___ Given data

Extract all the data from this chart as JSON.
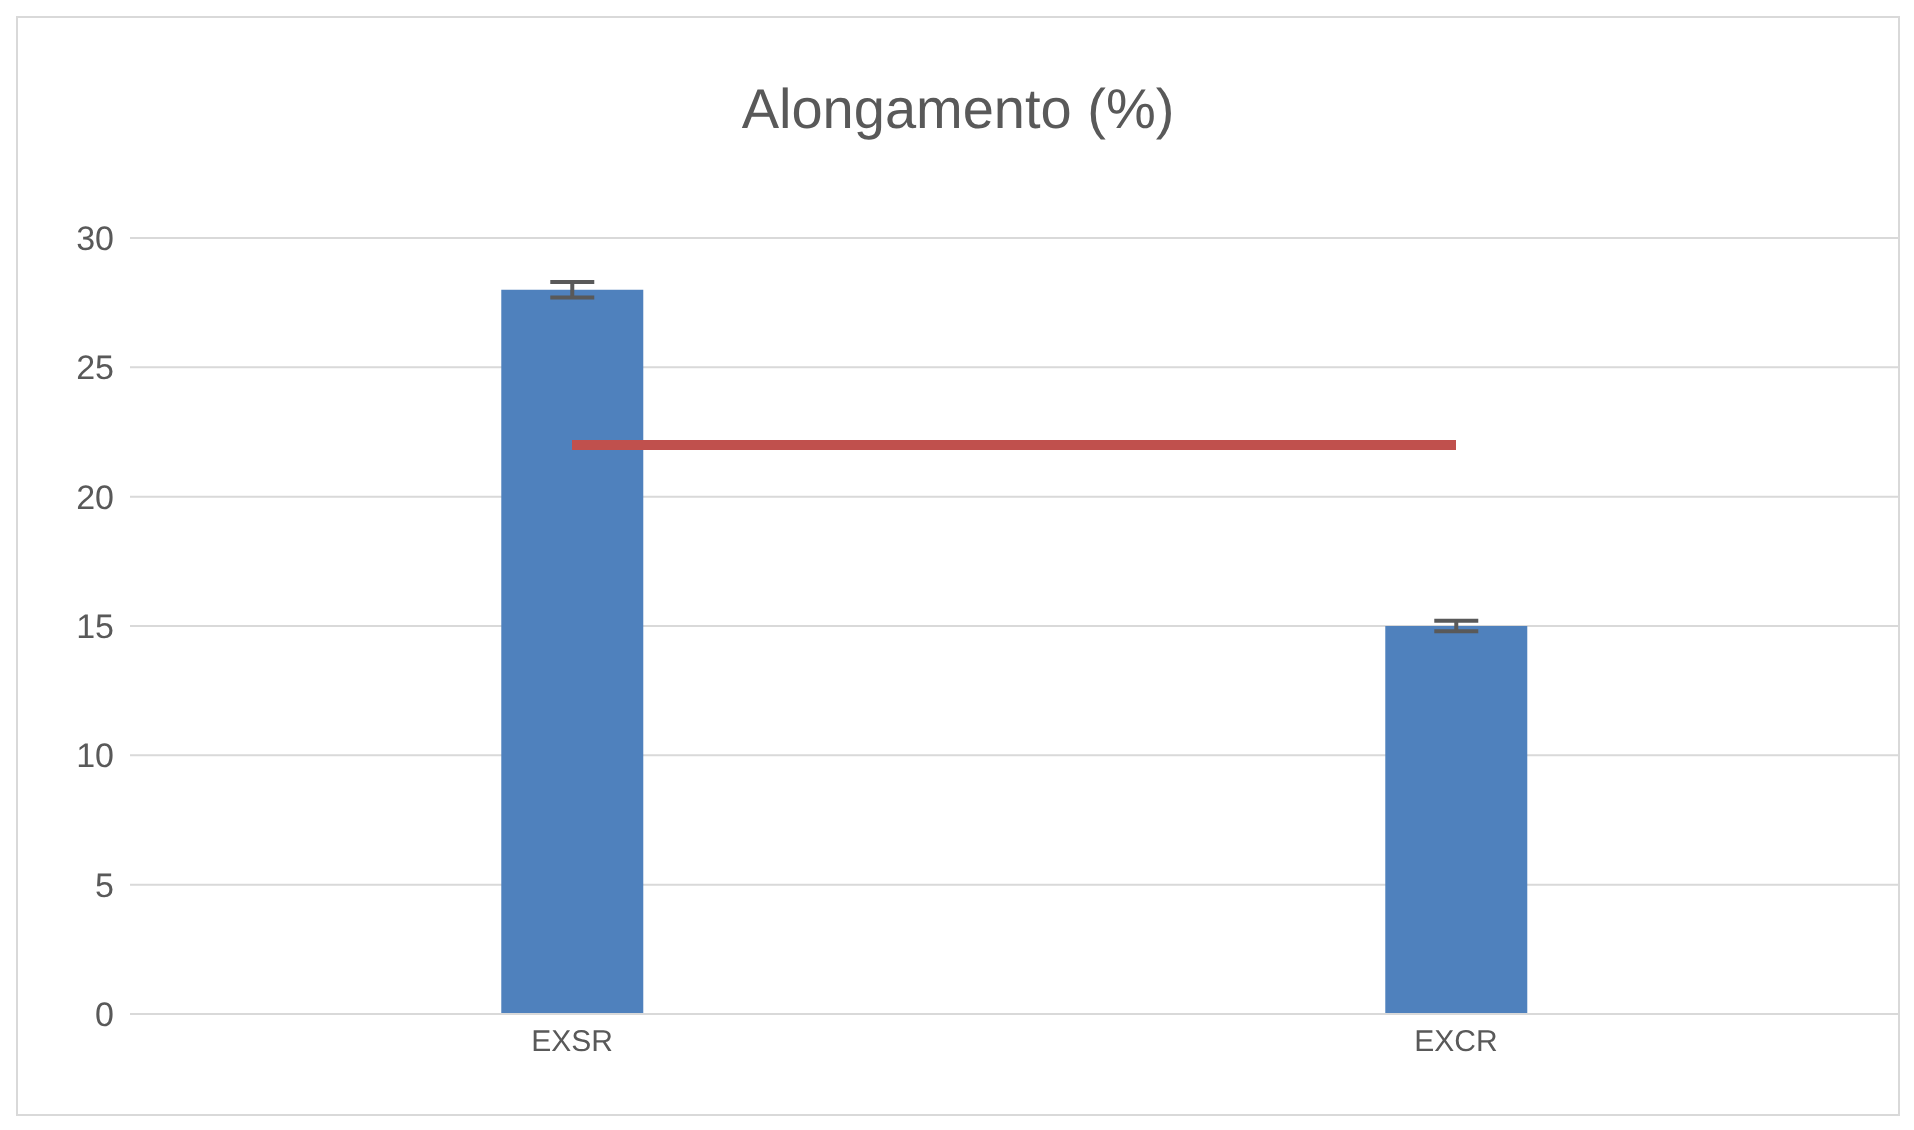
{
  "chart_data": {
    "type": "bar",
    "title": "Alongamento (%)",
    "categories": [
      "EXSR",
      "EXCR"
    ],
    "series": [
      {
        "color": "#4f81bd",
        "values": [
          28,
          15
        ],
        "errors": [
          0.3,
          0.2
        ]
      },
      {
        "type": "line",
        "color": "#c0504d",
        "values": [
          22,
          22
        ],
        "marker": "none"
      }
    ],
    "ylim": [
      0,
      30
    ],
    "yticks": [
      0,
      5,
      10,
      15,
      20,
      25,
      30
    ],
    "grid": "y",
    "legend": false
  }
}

______
___ Given data

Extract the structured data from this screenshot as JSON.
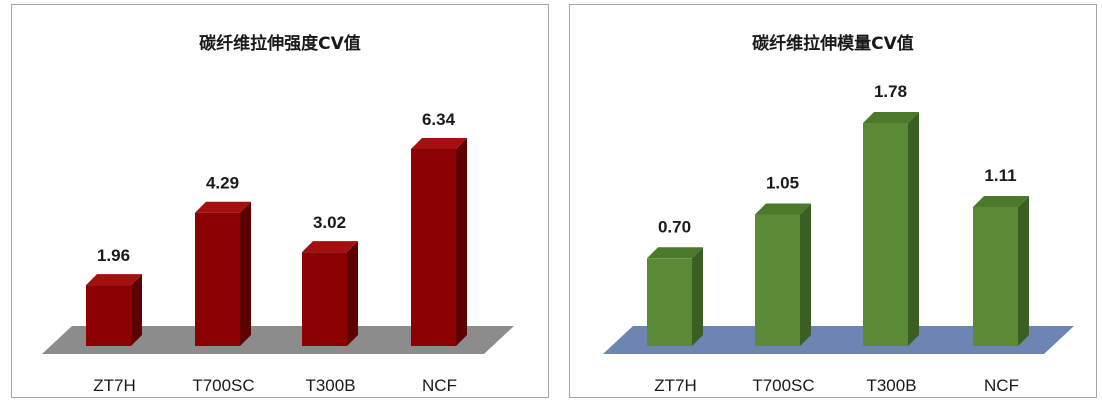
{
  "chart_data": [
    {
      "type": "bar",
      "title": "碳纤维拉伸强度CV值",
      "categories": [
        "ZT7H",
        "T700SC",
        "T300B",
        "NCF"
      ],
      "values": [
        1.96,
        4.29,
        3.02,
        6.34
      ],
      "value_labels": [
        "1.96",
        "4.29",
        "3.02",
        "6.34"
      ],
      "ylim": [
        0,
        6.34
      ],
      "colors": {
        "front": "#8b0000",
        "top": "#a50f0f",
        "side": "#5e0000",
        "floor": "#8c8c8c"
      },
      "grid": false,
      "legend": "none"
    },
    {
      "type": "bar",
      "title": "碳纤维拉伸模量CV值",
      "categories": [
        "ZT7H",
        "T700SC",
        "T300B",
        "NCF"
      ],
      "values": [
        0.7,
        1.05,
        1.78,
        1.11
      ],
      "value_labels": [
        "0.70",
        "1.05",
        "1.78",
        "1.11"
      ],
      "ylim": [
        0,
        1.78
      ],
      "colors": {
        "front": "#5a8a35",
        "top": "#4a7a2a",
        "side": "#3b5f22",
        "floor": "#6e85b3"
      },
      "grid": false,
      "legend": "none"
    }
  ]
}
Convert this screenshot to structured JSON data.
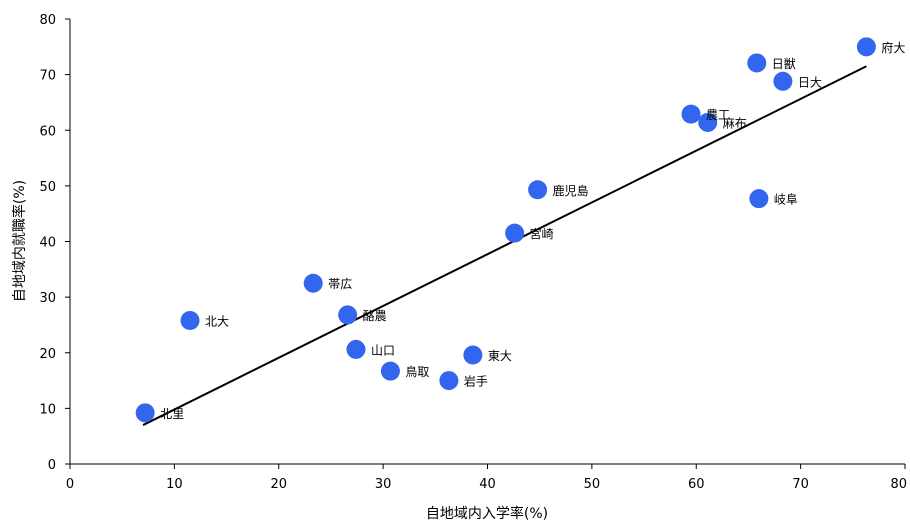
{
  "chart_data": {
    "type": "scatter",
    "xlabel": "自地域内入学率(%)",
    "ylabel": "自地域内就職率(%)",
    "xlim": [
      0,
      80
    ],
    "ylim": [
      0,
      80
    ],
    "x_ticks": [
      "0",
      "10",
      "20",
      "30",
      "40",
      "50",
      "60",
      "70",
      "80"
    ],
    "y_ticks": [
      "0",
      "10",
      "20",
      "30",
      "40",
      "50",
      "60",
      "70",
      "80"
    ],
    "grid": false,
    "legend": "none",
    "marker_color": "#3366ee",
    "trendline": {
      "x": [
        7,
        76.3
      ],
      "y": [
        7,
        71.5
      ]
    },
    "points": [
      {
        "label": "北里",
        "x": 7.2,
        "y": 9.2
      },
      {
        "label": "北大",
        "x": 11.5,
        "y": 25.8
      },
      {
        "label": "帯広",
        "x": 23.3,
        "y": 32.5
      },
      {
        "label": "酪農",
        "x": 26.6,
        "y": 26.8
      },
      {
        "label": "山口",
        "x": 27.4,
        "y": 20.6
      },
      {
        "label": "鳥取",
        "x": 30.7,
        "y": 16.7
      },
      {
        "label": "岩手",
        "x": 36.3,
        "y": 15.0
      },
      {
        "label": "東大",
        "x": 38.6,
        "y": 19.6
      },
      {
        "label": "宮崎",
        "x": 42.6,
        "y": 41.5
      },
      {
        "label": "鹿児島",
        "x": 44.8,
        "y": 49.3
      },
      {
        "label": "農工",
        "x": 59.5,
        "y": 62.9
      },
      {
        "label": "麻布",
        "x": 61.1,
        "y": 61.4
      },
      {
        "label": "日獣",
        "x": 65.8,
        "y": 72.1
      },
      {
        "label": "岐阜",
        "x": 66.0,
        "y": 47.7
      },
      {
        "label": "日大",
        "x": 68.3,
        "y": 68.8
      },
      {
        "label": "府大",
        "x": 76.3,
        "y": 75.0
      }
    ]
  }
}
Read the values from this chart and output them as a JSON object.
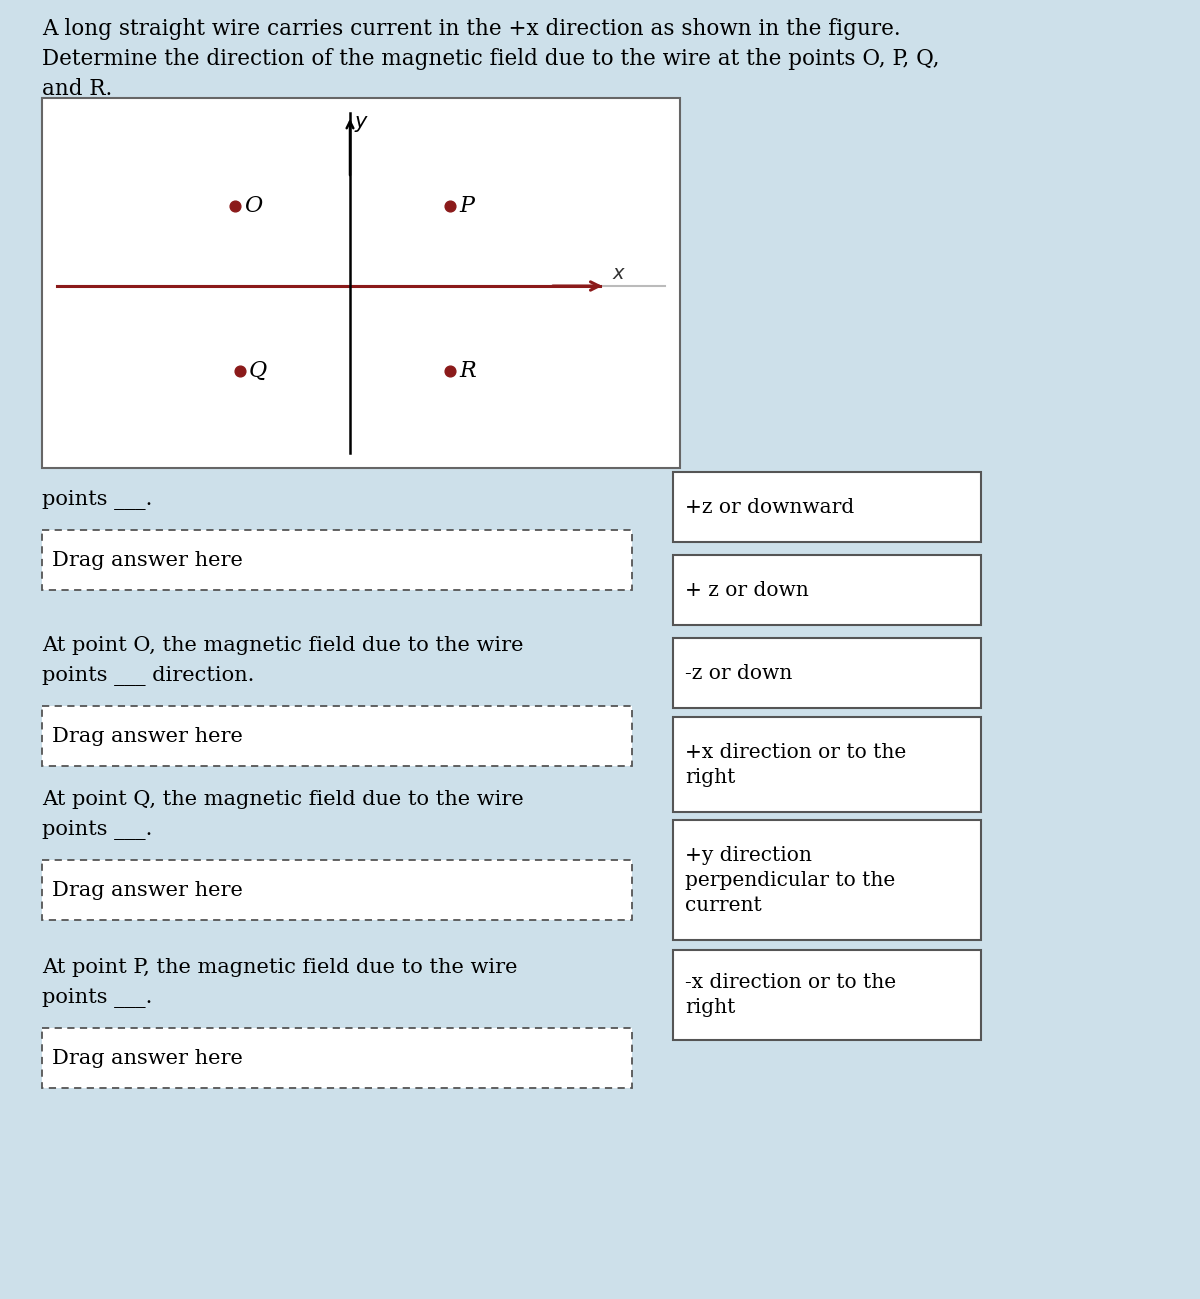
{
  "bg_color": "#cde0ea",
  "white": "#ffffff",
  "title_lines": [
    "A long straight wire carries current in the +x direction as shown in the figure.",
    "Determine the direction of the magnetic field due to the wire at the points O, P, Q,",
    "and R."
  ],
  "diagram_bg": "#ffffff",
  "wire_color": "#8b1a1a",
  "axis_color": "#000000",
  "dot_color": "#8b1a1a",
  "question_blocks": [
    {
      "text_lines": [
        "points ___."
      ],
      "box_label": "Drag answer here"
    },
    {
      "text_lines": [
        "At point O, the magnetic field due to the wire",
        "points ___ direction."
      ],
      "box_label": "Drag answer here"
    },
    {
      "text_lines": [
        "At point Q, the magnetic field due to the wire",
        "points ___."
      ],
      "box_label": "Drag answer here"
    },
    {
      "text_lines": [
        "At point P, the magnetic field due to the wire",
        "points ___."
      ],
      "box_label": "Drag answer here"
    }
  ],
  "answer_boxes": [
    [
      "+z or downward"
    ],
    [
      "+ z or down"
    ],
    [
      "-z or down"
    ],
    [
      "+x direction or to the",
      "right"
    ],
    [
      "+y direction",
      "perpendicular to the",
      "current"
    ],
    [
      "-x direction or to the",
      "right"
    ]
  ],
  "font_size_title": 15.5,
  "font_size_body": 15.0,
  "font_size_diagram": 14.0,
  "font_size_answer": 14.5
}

______
___ Given data

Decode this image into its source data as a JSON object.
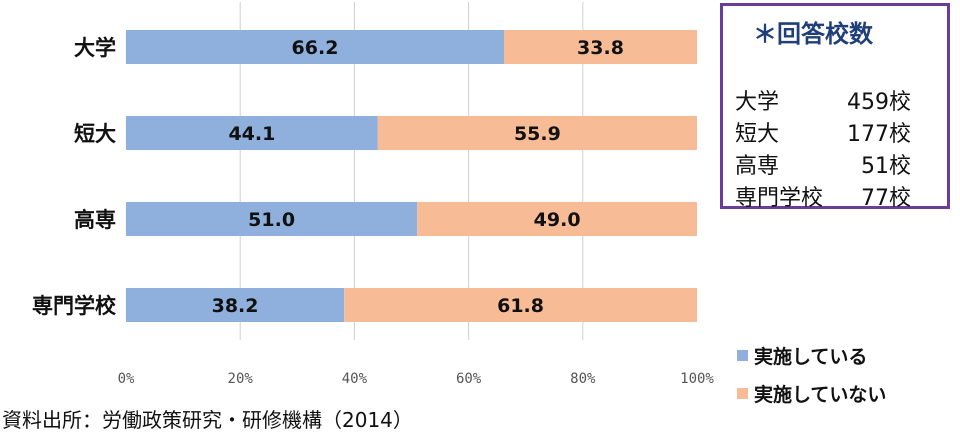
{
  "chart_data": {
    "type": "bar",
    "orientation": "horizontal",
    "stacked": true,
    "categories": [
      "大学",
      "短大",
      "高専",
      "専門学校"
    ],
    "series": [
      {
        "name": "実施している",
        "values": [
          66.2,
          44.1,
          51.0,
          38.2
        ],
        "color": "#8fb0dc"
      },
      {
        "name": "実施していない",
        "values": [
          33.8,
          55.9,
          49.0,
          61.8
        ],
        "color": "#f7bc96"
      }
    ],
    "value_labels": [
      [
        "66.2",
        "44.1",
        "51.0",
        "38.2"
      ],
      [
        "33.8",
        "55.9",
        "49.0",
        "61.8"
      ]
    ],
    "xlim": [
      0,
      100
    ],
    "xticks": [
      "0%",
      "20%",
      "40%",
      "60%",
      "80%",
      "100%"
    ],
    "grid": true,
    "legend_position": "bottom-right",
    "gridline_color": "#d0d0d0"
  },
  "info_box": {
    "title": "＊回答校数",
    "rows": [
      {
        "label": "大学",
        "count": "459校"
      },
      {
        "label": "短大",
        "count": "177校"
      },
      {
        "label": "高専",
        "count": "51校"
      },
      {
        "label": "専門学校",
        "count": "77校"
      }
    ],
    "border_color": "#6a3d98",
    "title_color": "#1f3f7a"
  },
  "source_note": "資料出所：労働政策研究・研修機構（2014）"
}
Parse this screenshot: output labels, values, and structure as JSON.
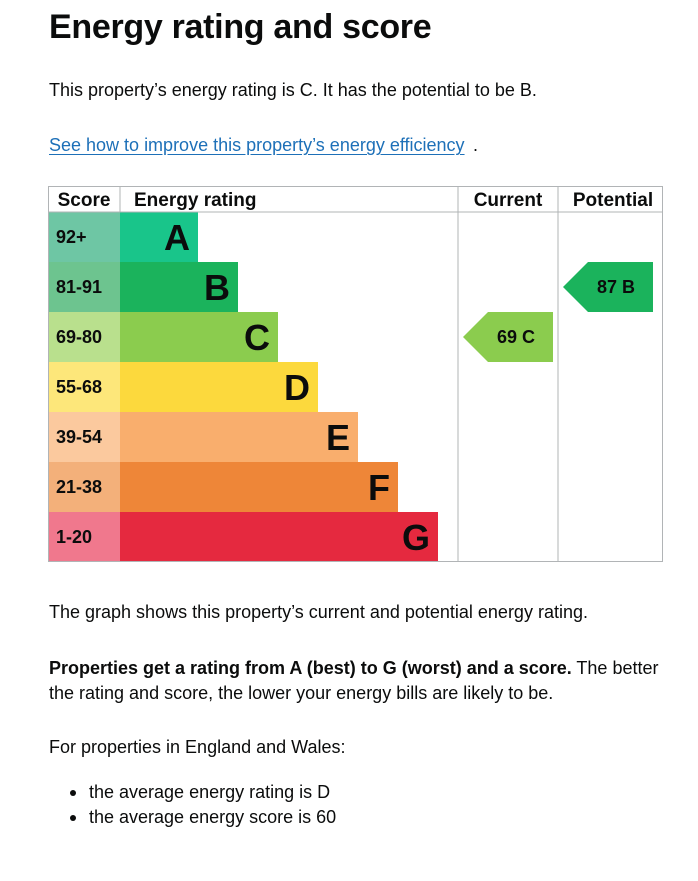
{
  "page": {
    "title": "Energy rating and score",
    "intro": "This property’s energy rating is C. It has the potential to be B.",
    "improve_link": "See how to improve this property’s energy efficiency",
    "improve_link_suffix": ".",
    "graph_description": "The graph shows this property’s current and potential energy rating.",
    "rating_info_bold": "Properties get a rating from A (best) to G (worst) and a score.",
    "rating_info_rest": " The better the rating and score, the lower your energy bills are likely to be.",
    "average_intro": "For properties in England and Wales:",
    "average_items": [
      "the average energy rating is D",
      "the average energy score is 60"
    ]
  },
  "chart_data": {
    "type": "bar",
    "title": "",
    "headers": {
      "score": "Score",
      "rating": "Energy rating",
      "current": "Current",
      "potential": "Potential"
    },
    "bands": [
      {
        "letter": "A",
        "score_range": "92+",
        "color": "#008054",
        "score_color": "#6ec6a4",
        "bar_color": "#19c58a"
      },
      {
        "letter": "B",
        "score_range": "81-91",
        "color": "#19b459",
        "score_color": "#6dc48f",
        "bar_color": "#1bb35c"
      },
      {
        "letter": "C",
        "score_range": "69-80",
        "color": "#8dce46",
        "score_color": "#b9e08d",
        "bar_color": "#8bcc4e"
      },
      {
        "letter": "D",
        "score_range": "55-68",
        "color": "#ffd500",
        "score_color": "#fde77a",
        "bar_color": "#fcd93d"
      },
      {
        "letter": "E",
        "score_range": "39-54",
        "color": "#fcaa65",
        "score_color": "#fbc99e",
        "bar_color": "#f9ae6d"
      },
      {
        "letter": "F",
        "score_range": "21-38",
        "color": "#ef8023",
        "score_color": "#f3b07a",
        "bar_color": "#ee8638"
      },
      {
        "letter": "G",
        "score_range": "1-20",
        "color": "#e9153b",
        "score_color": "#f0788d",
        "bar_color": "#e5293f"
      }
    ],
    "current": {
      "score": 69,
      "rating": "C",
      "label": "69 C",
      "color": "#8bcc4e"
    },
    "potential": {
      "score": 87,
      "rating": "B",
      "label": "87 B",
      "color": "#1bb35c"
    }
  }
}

______

Pull every line containing "letter" from the material above.

        "letter": "A",
        "letter": "B",
        "letter": "C",
        "letter": "D",
        "letter": "E",
        "letter": "F",
        "letter": "G",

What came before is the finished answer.